Nothing before the line containing "Parse this screenshot: output" belongs in the answer; quote that line and all lines after it through the end of the material, word for word.
*-*-*
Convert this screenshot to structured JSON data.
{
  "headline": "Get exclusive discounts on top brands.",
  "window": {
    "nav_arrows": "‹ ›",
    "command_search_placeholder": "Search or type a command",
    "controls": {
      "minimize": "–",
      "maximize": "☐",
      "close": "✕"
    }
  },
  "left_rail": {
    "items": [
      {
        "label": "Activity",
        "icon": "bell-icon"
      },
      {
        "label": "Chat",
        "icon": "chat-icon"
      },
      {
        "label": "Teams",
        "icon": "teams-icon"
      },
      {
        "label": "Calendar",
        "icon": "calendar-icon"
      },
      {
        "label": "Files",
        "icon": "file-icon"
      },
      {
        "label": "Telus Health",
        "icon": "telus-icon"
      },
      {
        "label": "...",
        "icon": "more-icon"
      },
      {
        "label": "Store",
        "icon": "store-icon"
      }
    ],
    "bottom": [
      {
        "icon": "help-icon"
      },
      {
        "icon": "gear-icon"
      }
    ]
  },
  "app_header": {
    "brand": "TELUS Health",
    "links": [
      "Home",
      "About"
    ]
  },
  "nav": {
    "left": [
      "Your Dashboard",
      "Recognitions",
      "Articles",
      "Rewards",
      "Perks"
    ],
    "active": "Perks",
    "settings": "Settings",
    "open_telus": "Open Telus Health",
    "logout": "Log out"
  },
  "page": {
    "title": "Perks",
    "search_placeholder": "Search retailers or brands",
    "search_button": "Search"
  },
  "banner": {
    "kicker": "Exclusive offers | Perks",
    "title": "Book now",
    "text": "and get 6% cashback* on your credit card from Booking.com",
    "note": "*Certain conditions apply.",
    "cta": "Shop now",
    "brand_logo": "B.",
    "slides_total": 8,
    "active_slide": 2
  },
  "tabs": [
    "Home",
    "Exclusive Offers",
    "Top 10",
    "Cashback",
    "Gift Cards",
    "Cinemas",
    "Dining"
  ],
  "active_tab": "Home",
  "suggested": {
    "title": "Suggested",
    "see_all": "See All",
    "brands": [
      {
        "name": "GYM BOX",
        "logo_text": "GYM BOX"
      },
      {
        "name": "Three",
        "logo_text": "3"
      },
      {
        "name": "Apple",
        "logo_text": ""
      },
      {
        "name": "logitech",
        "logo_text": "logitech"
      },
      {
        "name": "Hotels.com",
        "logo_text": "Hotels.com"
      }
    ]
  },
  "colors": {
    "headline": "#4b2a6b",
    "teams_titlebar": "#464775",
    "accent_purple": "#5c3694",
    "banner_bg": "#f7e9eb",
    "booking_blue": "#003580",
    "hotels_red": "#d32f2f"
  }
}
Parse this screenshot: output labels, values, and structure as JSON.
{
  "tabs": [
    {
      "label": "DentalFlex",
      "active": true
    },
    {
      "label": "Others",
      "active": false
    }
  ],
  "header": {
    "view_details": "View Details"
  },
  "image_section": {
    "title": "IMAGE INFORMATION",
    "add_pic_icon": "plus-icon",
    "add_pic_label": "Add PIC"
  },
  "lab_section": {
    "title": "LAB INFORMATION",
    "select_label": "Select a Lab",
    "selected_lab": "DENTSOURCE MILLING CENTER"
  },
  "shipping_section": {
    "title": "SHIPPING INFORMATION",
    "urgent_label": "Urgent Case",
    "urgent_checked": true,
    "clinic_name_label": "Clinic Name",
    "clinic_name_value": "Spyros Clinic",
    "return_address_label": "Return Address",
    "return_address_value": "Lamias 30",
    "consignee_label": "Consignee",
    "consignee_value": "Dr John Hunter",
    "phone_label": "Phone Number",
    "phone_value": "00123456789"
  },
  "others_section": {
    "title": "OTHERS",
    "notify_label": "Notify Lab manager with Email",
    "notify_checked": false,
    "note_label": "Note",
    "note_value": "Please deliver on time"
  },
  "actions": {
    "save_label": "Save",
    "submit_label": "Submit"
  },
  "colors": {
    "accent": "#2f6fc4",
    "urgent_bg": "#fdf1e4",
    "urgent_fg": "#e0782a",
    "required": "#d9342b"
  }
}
*-*-*
Answer in full:
Parse this screenshot: output labels, values, and structure as JSON.
{
  "tabs": [
    {
      "label": "DentalFlex",
      "active": true
    },
    {
      "label": "Others",
      "active": false
    }
  ],
  "header": {
    "view_details": "View Details"
  },
  "image_section": {
    "title": "IMAGE INFORMATION",
    "add_pic_icon": "plus-icon",
    "add_pic_label": "Add PIC"
  },
  "lab_section": {
    "title": "LAB INFORMATION",
    "select_label": "Select a Lab",
    "selected_lab": "DENTSOURCE MILLING CENTER"
  },
  "shipping_section": {
    "title": "SHIPPING INFORMATION",
    "urgent_label": "Urgent Case",
    "urgent_checked": true,
    "clinic_name_label": "Clinic Name",
    "clinic_name_value": "Spyros Clinic",
    "return_address_label": "Return Address",
    "return_address_value": "Lamias 30",
    "consignee_label": "Consignee",
    "consignee_value": "Dr John Hunter",
    "phone_label": "Phone Number",
    "phone_value": "00123456789"
  },
  "others_section": {
    "title": "OTHERS",
    "notify_label": "Notify Lab manager with Email",
    "notify_checked": false,
    "note_label": "Note",
    "note_value": "Please deliver on time"
  },
  "actions": {
    "save_label": "Save",
    "submit_label": "Submit"
  },
  "colors": {
    "accent": "#2f6fc4",
    "urgent_bg": "#fdf1e4",
    "urgent_fg": "#e0782a",
    "required": "#d9342b"
  }
}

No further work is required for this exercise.